As the claims for Ellen's visions began spreading among the former Millerites, they soon became a central cause of division within adventist circles. There was an increased enthusiasm toward the idea of forming an actual denomination, but the visions were a sticking point with many. A number of those who rejected her claims but who clung to the Sabbath doctrine and the adventist emphasis eventually had to pull away from the others and organize their own fellowships. This directly led to the formation of the Church of God, Seventh Day (COG7). A number of small denominations with roots in the COG7 movement of the 1860s still continue to this day, including the Worldwide Church of God and its off-shoots.

 

Those who accepted Ellen's visions went on to form their own official Seventh-day Adventist denomination in 1863, with approximately 3,500 members in 125 congregations scattered primarily throughout the northeast and central states.

 

 

Visions and Writings

 

As noted above, the first published record of Ellen G White's visions and teachings was the little booklet A Word to the Little Flock distributed in 1847, in which her 1844 first vision was described. Ellen continued to have alleged visions and divinely-inspired dreams from then on until her death in 1915. The frequency of these was much greater in the early years, however. According to her grandson Arthur White, she had visions until 1884, and mostly "prophetic dreams" at night from then on. Arthur has estimated that she had approximately 2000 visions over her lifetime.

 

The first full small book (64 pages) of her writings, Experiences and Views, was published in 1851. A supplement of 48 pages was added two years later, including descriptions of more "divine revelations" she had allegedly received.

 

In 1858, EGW was attending a funeral and suddenly went into an alleged visionary state lasting two hours in which she claimed to receive an extensive revelation about the "great controversy" that had gone on between Christ and Satan throughout history. In September that year, the 219-page Spiritual Gifts, Volume I: The Great Controversy Between Christ and His Angels and Satan and His Angels, was published.

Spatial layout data
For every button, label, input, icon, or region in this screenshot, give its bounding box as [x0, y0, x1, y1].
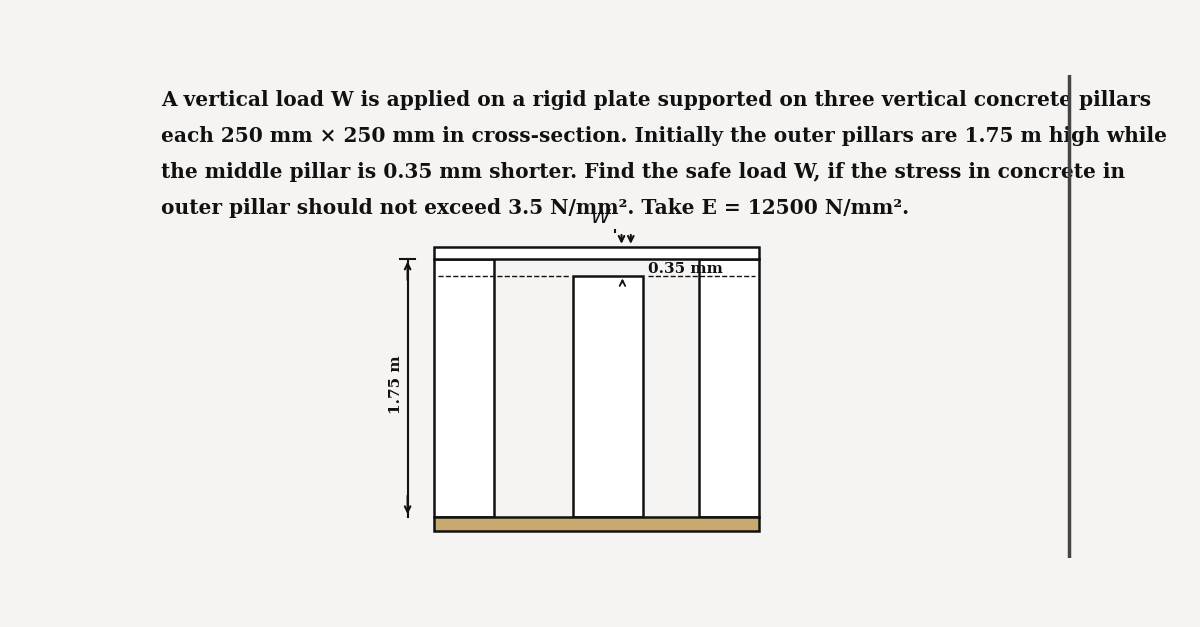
Bar — [433, 517, 760, 532]
Text: outer pillar should not exceed 3.5 N/mm². Take E = 12500 N/mm².: outer pillar should not exceed 3.5 N/mm²… — [161, 198, 910, 218]
Text: $W$: $W$ — [590, 209, 612, 228]
Bar — [433, 259, 494, 517]
Text: 0.35 mm: 0.35 mm — [648, 262, 722, 276]
Bar — [574, 276, 643, 517]
Text: A vertical load W is applied on a rigid plate supported on three vertical concre: A vertical load W is applied on a rigid … — [161, 90, 1151, 110]
Text: the middle pillar is 0.35 mm shorter. Find the safe load W, if the stress in con: the middle pillar is 0.35 mm shorter. Fi… — [161, 162, 1126, 182]
Bar — [433, 246, 760, 259]
Bar — [698, 259, 760, 517]
Text: 1.75 m: 1.75 m — [390, 355, 403, 414]
Text: each 250 mm × 250 mm in cross-section. Initially the outer pillars are 1.75 m hi: each 250 mm × 250 mm in cross-section. I… — [161, 126, 1168, 146]
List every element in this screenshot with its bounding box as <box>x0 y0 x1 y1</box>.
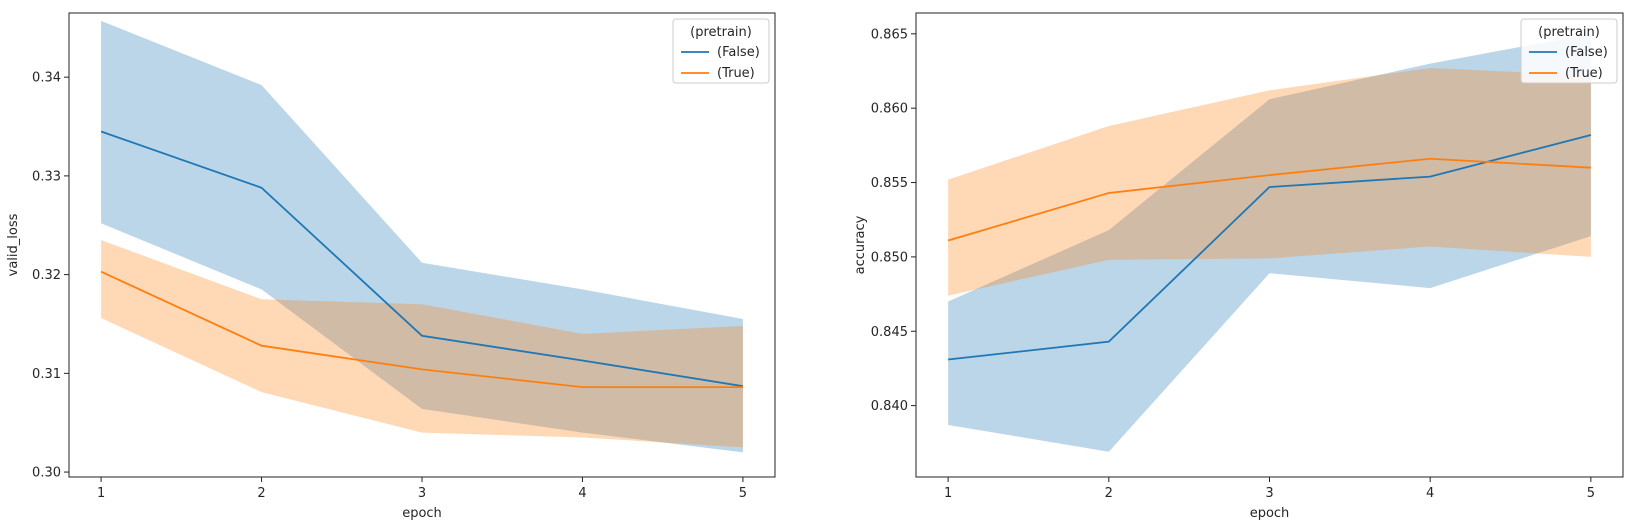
legend-box <box>1520 18 1618 84</box>
confidence-band <box>101 20 743 453</box>
legend-title: (pretrain) <box>690 25 752 40</box>
y-tick-label: 0.34 <box>32 71 61 86</box>
x-axis-label: epoch <box>1250 506 1290 521</box>
y-axis-label: accuracy <box>853 215 868 274</box>
x-tick-label: 2 <box>257 486 265 501</box>
y-tick-label: 0.850 <box>871 250 908 265</box>
series-line <box>948 134 1592 361</box>
series-line <box>947 157 1591 242</box>
series-line <box>100 130 744 388</box>
y-tick-label: 0.30 <box>32 466 61 481</box>
legend-entry: (True) <box>1565 66 1603 81</box>
legend-entry: (False) <box>1565 45 1608 60</box>
y-tick-label: 0.32 <box>32 268 61 283</box>
x-tick-label: 1 <box>97 486 105 501</box>
series-line <box>100 270 743 389</box>
x-tick-label: 1 <box>944 486 952 501</box>
confidence-band <box>948 33 1591 452</box>
y-tick-label: 0.865 <box>871 27 908 42</box>
x-tick-label: 2 <box>1105 486 1113 501</box>
confidence-band <box>948 68 1591 296</box>
x-tick-label: 5 <box>1587 486 1595 501</box>
y-axis-label: valid_loss <box>6 213 21 276</box>
y-tick-label: 0.860 <box>871 102 908 117</box>
x-tick-label: 5 <box>739 486 747 501</box>
x-tick-label: 3 <box>418 486 426 501</box>
x-tick-label: 3 <box>1265 486 1273 501</box>
legend: (pretrain) (False) (True) <box>672 18 770 84</box>
x-tick-label: 4 <box>578 486 586 501</box>
panel-valid-loss: 1 2 3 4 5 0.30 0.31 0.32 0.33 0.34 epoch valid_l… <box>6 12 776 521</box>
panel-accuracy: 1 2 3 4 5 0.840 0.845 0.850 0.855 0.860 0.865 epo… <box>853 12 1624 521</box>
y-tick-label: 0.33 <box>32 169 61 184</box>
legend-entry: (False) <box>717 45 760 60</box>
x-axis-label: epoch <box>402 506 442 521</box>
y-tick-label: 0.845 <box>871 325 908 340</box>
legend-box <box>672 18 770 84</box>
x-tick-label: 4 <box>1426 486 1434 501</box>
legend: (pretrain) (False) (True) <box>1520 18 1618 84</box>
y-tick-label: 0.855 <box>871 176 908 191</box>
confidence-band <box>101 240 743 448</box>
legend-title: (pretrain) <box>1538 25 1600 40</box>
legend-entry: (True) <box>717 66 755 81</box>
y-tick-label: 0.840 <box>871 399 908 414</box>
y-tick-label: 0.31 <box>32 367 61 382</box>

> YOUR TASKS:
(1) According to the passage on Ellen White's visions, in what year did those who accepted her visions form the Seventh-day Adventist denomination?
(2) Type out word for word the part of the passage on Ellen White's visions that begins with "As noted above, the" and stops after "had allegedly received.".

> TASK RESULTS:
(1) 1863

(2)
As noted above, the first published record of Ellen G White's visions and teachings was the little booklet A Word to the Little Flock distributed in 1847, in which her 1844 first vision was described. Ellen continued to have alleged visions and divinely-inspired dreams from then on until her death in 1915. The frequency of these was much greater in the early years, however. According to her grandson Arthur White, she had visions until 1884, and mostly "prophetic dreams" at night from then on. Arthur has estimated that she had approximately 2000 visions over her lifetime.

 

The first full small book (64 pages) of her writings, Experiences and Views, was published in 1851. A supplement of 48 pages was added two years later, including descriptions of more "divine revelations" she had allegedly received.